(Stored items from a collection)
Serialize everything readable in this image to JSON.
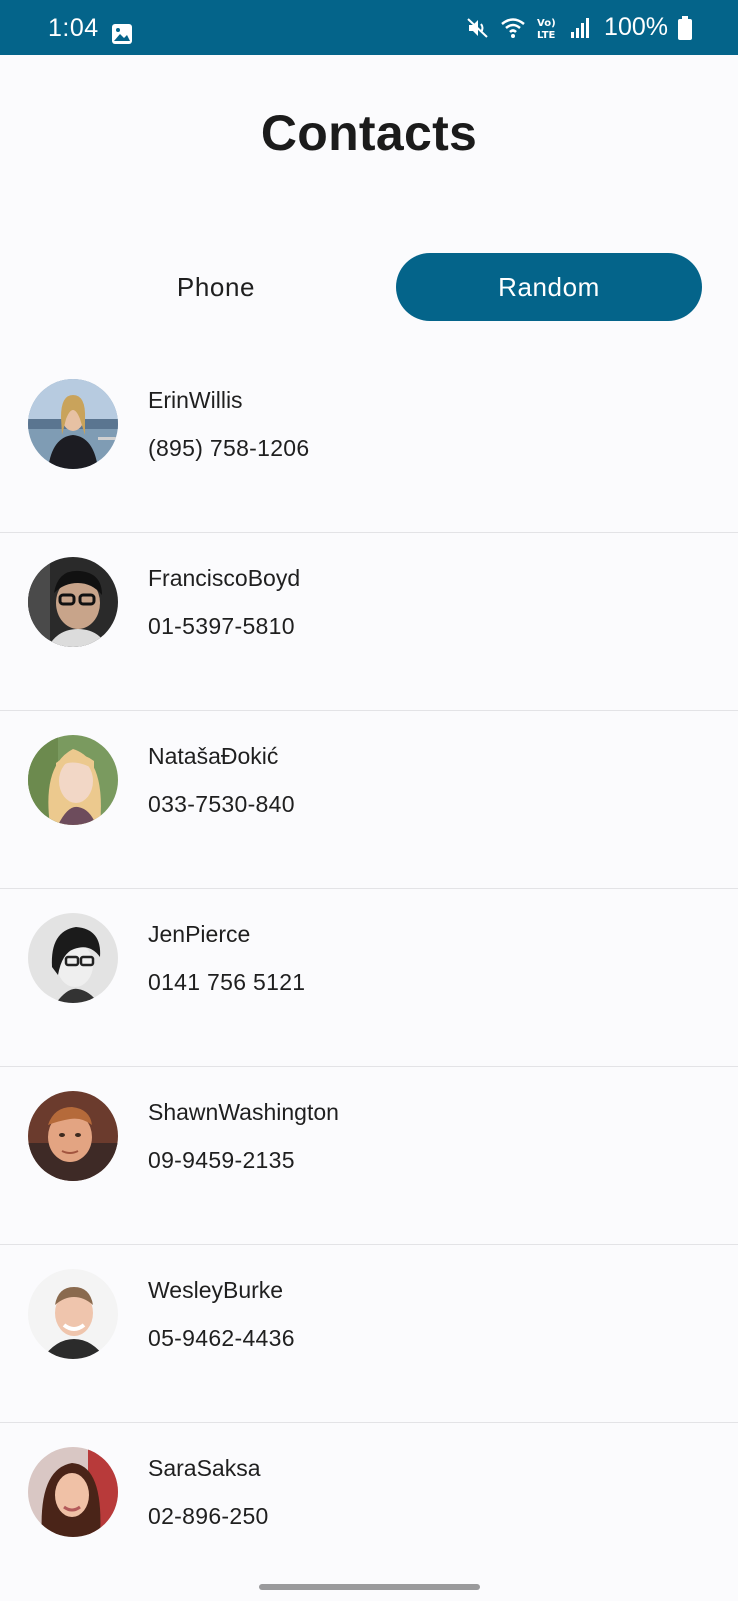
{
  "status_bar": {
    "time": "1:04",
    "battery": "100%",
    "background": "#04648a",
    "icons": [
      "image-icon",
      "mute-icon",
      "wifi-icon",
      "volte-icon",
      "signal-icon",
      "battery-icon"
    ]
  },
  "header": {
    "title": "Contacts"
  },
  "tabs": [
    {
      "label": "Phone",
      "selected": false
    },
    {
      "label": "Random",
      "selected": true
    }
  ],
  "accent_color": "#04648a",
  "contacts": [
    {
      "name": "ErinWillis",
      "phone": "(895) 758-1206"
    },
    {
      "name": "FranciscoBoyd",
      "phone": "01-5397-5810"
    },
    {
      "name": "NatašaĐokić",
      "phone": "033-7530-840"
    },
    {
      "name": "JenPierce",
      "phone": "0141 756 5121"
    },
    {
      "name": "ShawnWashington",
      "phone": "09-9459-2135"
    },
    {
      "name": "WesleyBurke",
      "phone": "05-9462-4436"
    },
    {
      "name": "SaraSaksa",
      "phone": "02-896-250"
    }
  ]
}
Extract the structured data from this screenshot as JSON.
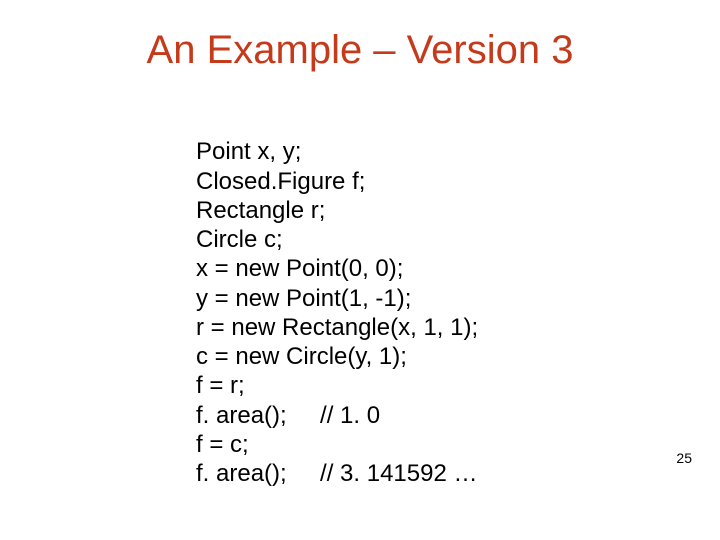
{
  "title": "An Example – Version 3",
  "code": {
    "l1": "Point x, y;",
    "l2": "Closed.Figure f;",
    "l3": "Rectangle r;",
    "l4": "Circle c;",
    "l5": "x = new Point(0, 0);",
    "l6": "y = new Point(1, -1);",
    "l7": "r = new Rectangle(x, 1, 1);",
    "l8": "c = new Circle(y, 1);",
    "l9": "f = r;",
    "l10": "f. area();     // 1. 0",
    "l11": "f = c;",
    "l12": "f. area();     // 3. 141592 …"
  },
  "page_number": "25"
}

▶ _What you need to do_: Filter the entries down to the lines containing "JSON". Copy each of those lines.

▶ _Answer_:
Serialize everything readable in this image to JSON.
Extract the structured data from this screenshot as JSON.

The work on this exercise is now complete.